(Extracted records):
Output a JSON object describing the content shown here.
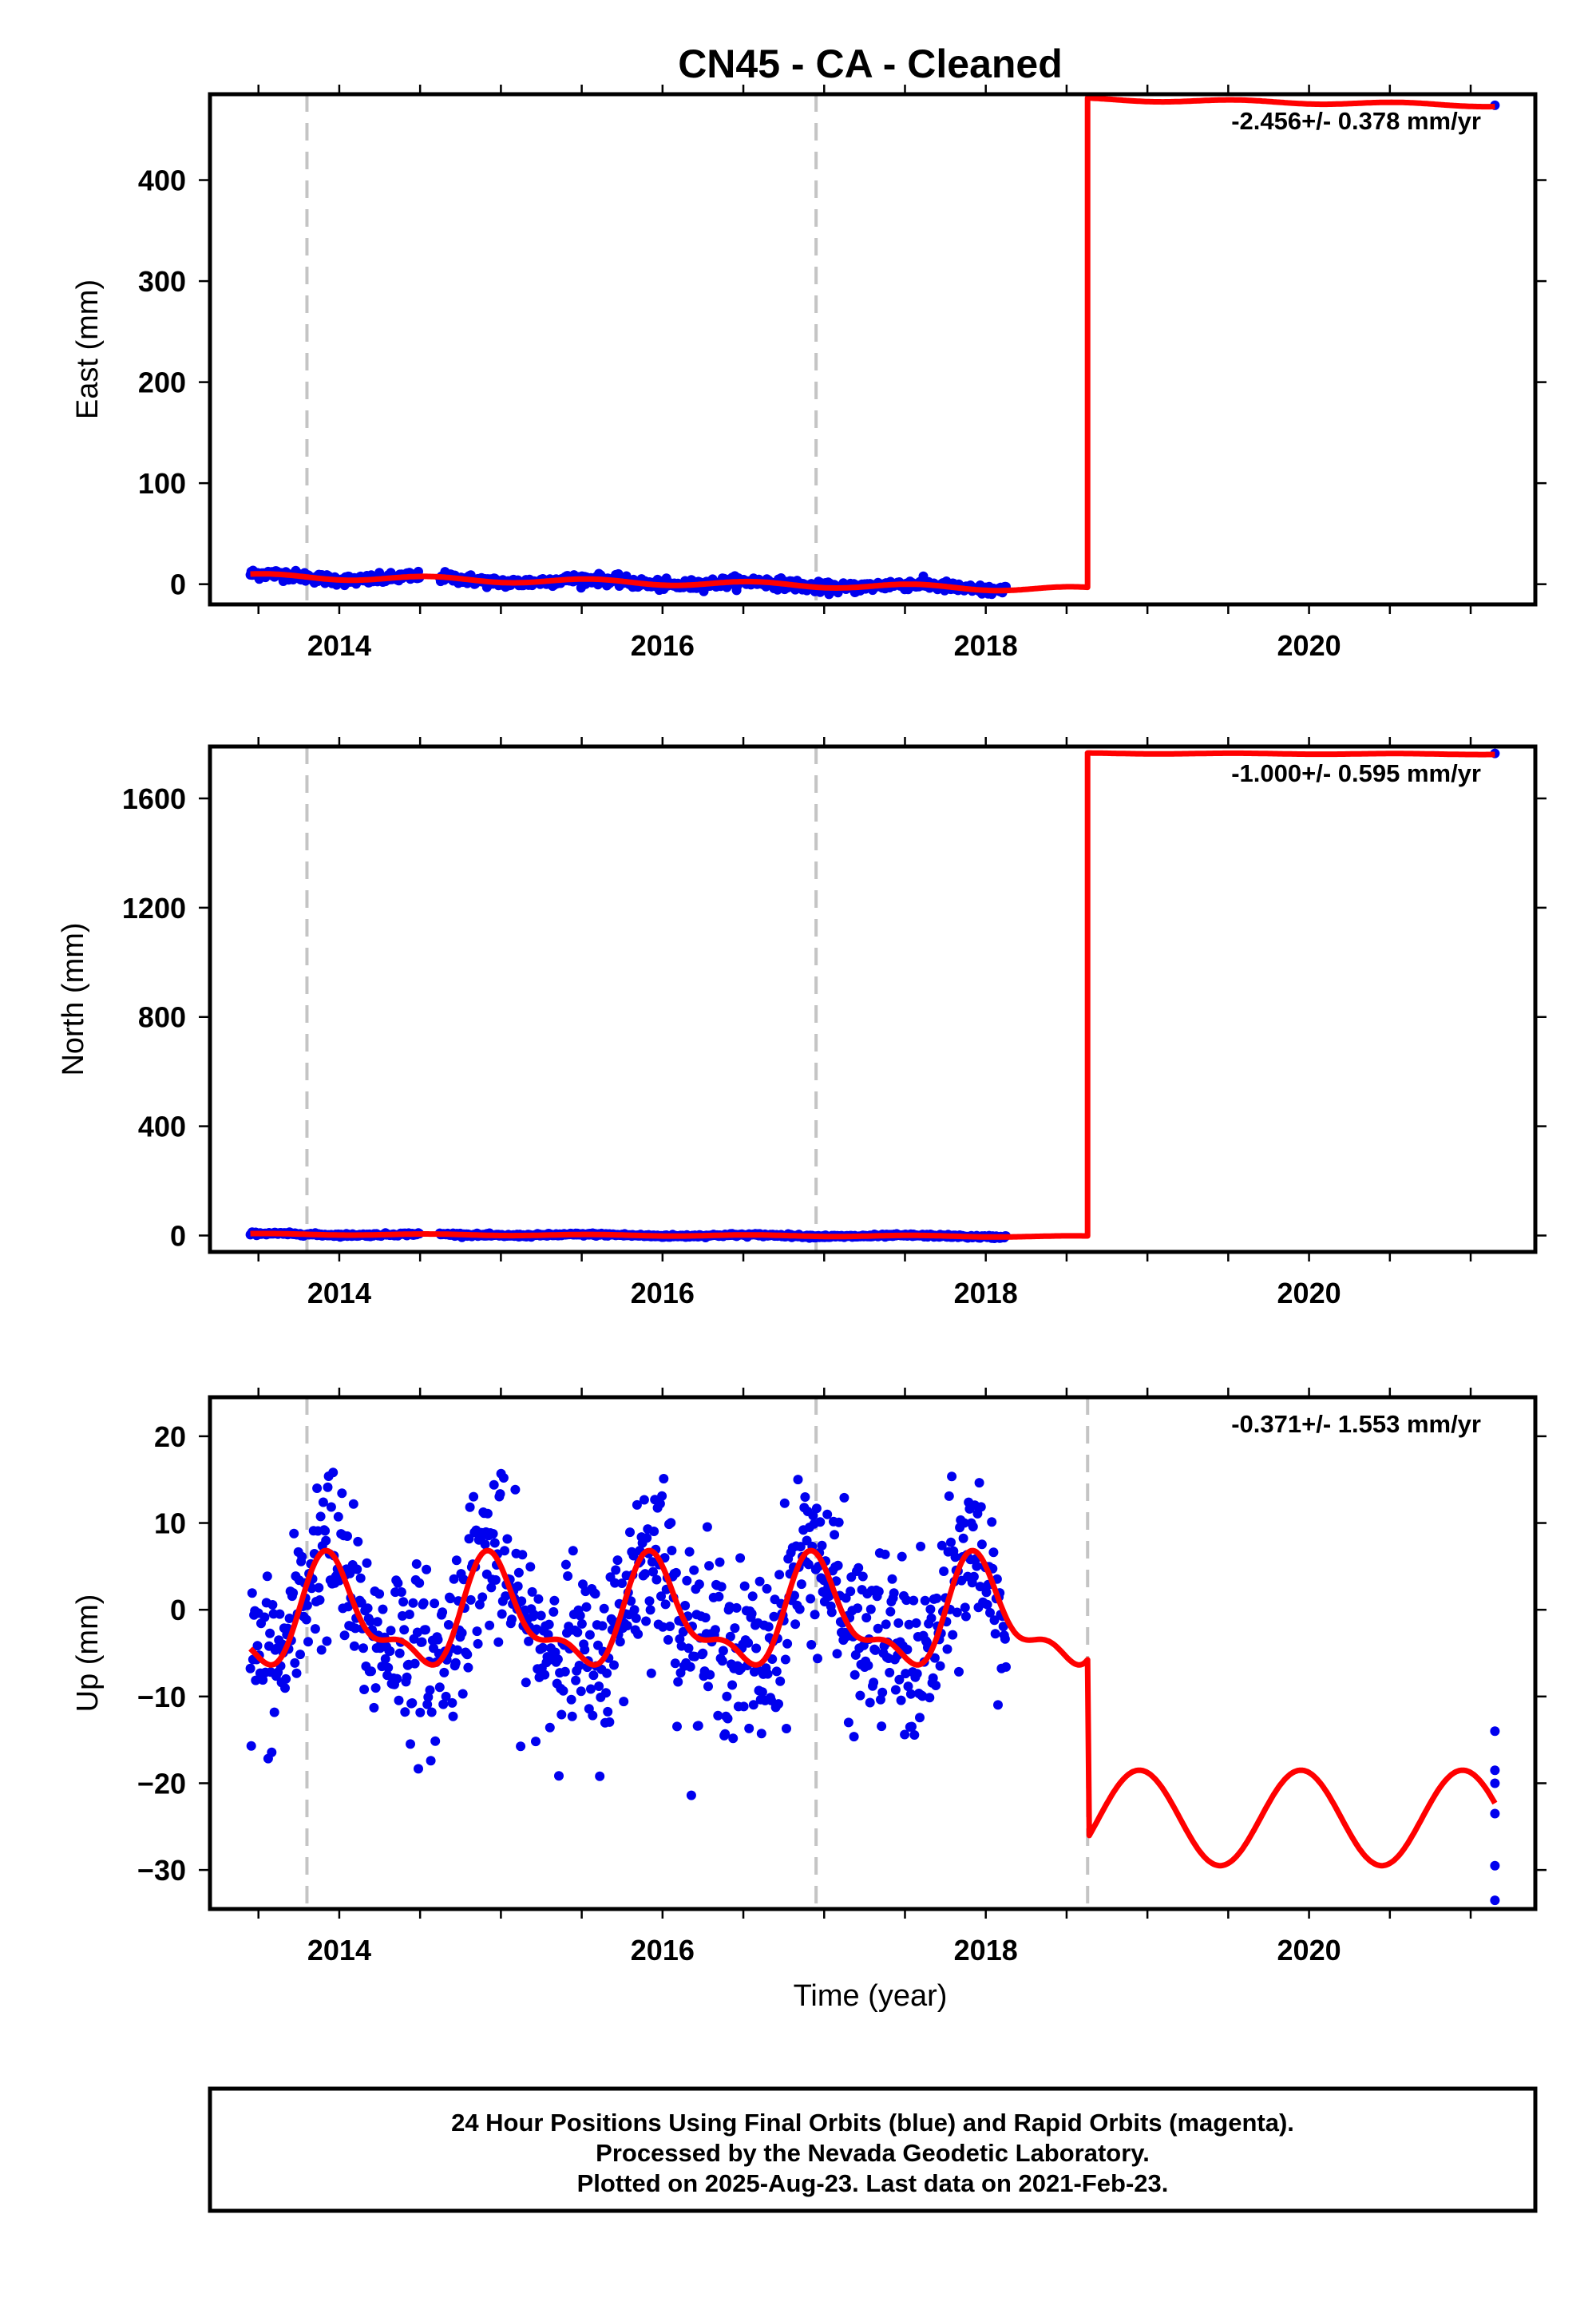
{
  "title": "CN45  - CA - Cleaned",
  "footer": {
    "lines": [
      "24 Hour Positions Using Final Orbits (blue) and Rapid Orbits (magenta).",
      "Processed by the Nevada Geodetic Laboratory.",
      "Plotted on 2025-Aug-23. Last data on 2021-Feb-23."
    ]
  },
  "x_axis_title": "Time (year)",
  "colors": {
    "observations": "#0000ee",
    "model": "#ff0000",
    "offsets": "#c4c4c4"
  },
  "chart_data": [
    {
      "type": "scatter",
      "component": "East",
      "ylabel": "East (mm)",
      "xlabel": "",
      "rate_text": "-2.456+/- 0.378 mm/yr",
      "xlim": [
        2013.2,
        2021.4
      ],
      "ylim": [
        -20,
        485
      ],
      "xticks": [
        2014,
        2016,
        2018,
        2020
      ],
      "yticks": [
        0,
        100,
        200,
        300,
        400
      ],
      "offset_epochs": [
        2013.8,
        2016.95
      ],
      "series": [
        {
          "kind": "observations",
          "x": [],
          "y": []
        },
        {
          "kind": "model",
          "x": [],
          "y": []
        }
      ],
      "observations_summary": {
        "x_start": 2013.45,
        "x_end": 2018.13,
        "y_start": 8,
        "y_end": -4,
        "scatter_mm": 2.5,
        "gap": [
          2014.5,
          2014.62
        ],
        "last_point": [
          2021.15,
          474
        ]
      },
      "step": {
        "epoch": 2018.63,
        "before": -3,
        "after": 480,
        "end_value": 474
      }
    },
    {
      "type": "scatter",
      "component": "North",
      "ylabel": "North (mm)",
      "xlabel": "",
      "rate_text": "-1.000+/- 0.595 mm/yr",
      "xlim": [
        2013.2,
        2021.4
      ],
      "ylim": [
        -60,
        1790
      ],
      "xticks": [
        2014,
        2016,
        2018,
        2020
      ],
      "yticks": [
        0,
        400,
        800,
        1200,
        1600
      ],
      "offset_epochs": [
        2013.8,
        2016.95
      ],
      "series": [
        {
          "kind": "observations",
          "x": [],
          "y": []
        },
        {
          "kind": "model",
          "x": [],
          "y": []
        }
      ],
      "observations_summary": {
        "x_start": 2013.45,
        "x_end": 2018.13,
        "y_start": 5,
        "y_end": -3,
        "scatter_mm": 2.5,
        "gap": [
          2014.5,
          2014.62
        ],
        "last_point": [
          2021.15,
          1765
        ]
      },
      "step": {
        "epoch": 2018.63,
        "before": -3,
        "after": 1765,
        "end_value": 1762
      }
    },
    {
      "type": "scatter",
      "component": "Up",
      "ylabel": "Up (mm)",
      "xlabel": "Time (year)",
      "rate_text": "-0.371+/- 1.553 mm/yr",
      "xlim": [
        2013.2,
        2021.4
      ],
      "ylim": [
        -34.5,
        24.5
      ],
      "xticks": [
        2014,
        2016,
        2018,
        2020
      ],
      "yticks": [
        -30,
        -20,
        -10,
        0,
        10,
        20
      ],
      "offset_epochs": [
        2013.8,
        2016.95,
        2018.63
      ],
      "series": [
        {
          "kind": "observations",
          "x": [],
          "y": []
        },
        {
          "kind": "model",
          "x": [],
          "y": []
        }
      ],
      "observations_summary": {
        "x_start": 2013.45,
        "x_end": 2018.13,
        "scatter_mm": 5,
        "last_points_x": 2021.15,
        "last_points_y": [
          -14,
          -18.5,
          -20,
          -23.5,
          -29.5,
          -33.5
        ]
      },
      "seasonal": {
        "mean_before": -1,
        "amplitude_before": 5.5,
        "mean_after": -24,
        "amplitude_after": 5.5,
        "peak_phase": 0.95
      }
    }
  ]
}
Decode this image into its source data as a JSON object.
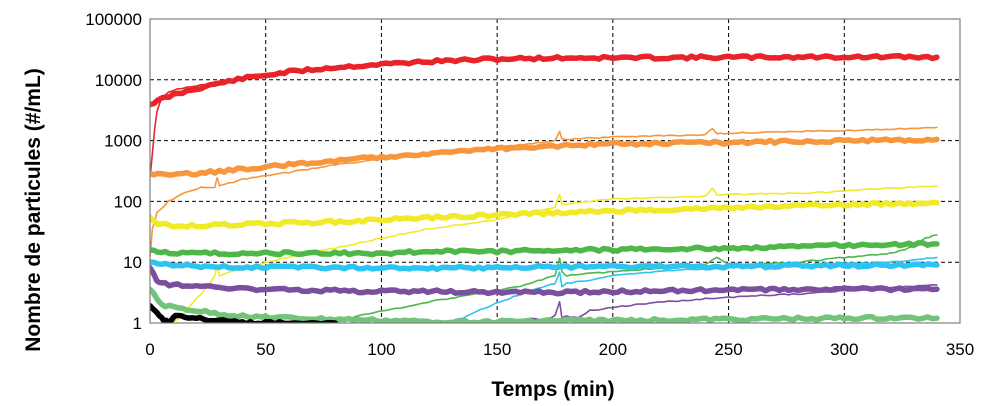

(Exercise requirements): All the records need to be repeated exactly, with the images dropped.

(Output):
Output a JSON object describing the content shown here.
{
  "title": "CN45  - CA - Cleaned",
  "footer": {
    "lines": [
      "24 Hour Positions Using Final Orbits (blue) and Rapid Orbits (magenta).",
      "Processed by the Nevada Geodetic Laboratory.",
      "Plotted on 2025-Aug-23. Last data on 2021-Feb-23."
    ]
  },
  "x_axis_title": "Time (year)",
  "colors": {
    "observations": "#0000ee",
    "model": "#ff0000",
    "offsets": "#c4c4c4"
  },
  "chart_data": [
    {
      "type": "scatter",
      "component": "East",
      "ylabel": "East (mm)",
      "xlabel": "",
      "rate_text": "-2.456+/- 0.378 mm/yr",
      "xlim": [
        2013.2,
        2021.4
      ],
      "ylim": [
        -20,
        485
      ],
      "xticks": [
        2014,
        2016,
        2018,
        2020
      ],
      "yticks": [
        0,
        100,
        200,
        300,
        400
      ],
      "offset_epochs": [
        2013.8,
        2016.95
      ],
      "series": [
        {
          "kind": "observations",
          "x": [],
          "y": []
        },
        {
          "kind": "model",
          "x": [],
          "y": []
        }
      ],
      "observations_summary": {
        "x_start": 2013.45,
        "x_end": 2018.13,
        "y_start": 8,
        "y_end": -4,
        "scatter_mm": 2.5,
        "gap": [
          2014.5,
          2014.62
        ],
        "last_point": [
          2021.15,
          474
        ]
      },
      "step": {
        "epoch": 2018.63,
        "before": -3,
        "after": 480,
        "end_value": 474
      }
    },
    {
      "type": "scatter",
      "component": "North",
      "ylabel": "North (mm)",
      "xlabel": "",
      "rate_text": "-1.000+/- 0.595 mm/yr",
      "xlim": [
        2013.2,
        2021.4
      ],
      "ylim": [
        -60,
        1790
      ],
      "xticks": [
        2014,
        2016,
        2018,
        2020
      ],
      "yticks": [
        0,
        400,
        800,
        1200,
        1600
      ],
      "offset_epochs": [
        2013.8,
        2016.95
      ],
      "series": [
        {
          "kind": "observations",
          "x": [],
          "y": []
        },
        {
          "kind": "model",
          "x": [],
          "y": []
        }
      ],
      "observations_summary": {
        "x_start": 2013.45,
        "x_end": 2018.13,
        "y_start": 5,
        "y_end": -3,
        "scatter_mm": 2.5,
        "gap": [
          2014.5,
          2014.62
        ],
        "last_point": [
          2021.15,
          1765
        ]
      },
      "step": {
        "epoch": 2018.63,
        "before": -3,
        "after": 1765,
        "end_value": 1762
      }
    },
    {
      "type": "scatter",
      "component": "Up",
      "ylabel": "Up (mm)",
      "xlabel": "Time (year)",
      "rate_text": "-0.371+/- 1.553 mm/yr",
      "xlim": [
        2013.2,
        2021.4
      ],
      "ylim": [
        -34.5,
        24.5
      ],
      "xticks": [
        2014,
        2016,
        2018,
        2020
      ],
      "yticks": [
        -30,
        -20,
        -10,
        0,
        10,
        20
      ],
      "offset_epochs": [
        2013.8,
        2016.95,
        2018.63
      ],
      "series": [
        {
          "kind": "observations",
          "x": [],
          "y": []
        },
        {
          "kind": "model",
          "x": [],
          "y": []
        }
      ],
      "observations_summary": {
        "x_start": 2013.45,
        "x_end": 2018.13,
        "scatter_mm": 5,
        "last_points_x": 2021.15,
        "last_points_y": [
          -14,
          -18.5,
          -20,
          -23.5,
          -29.5,
          -33.5
        ]
      },
      "seasonal": {
        "mean_before": -1,
        "amplitude_before": 5.5,
        "mean_after": -24,
        "amplitude_after": 5.5,
        "peak_phase": 0.95
      }
    }
  ]
}
Decode this image into its source data as a JSON object.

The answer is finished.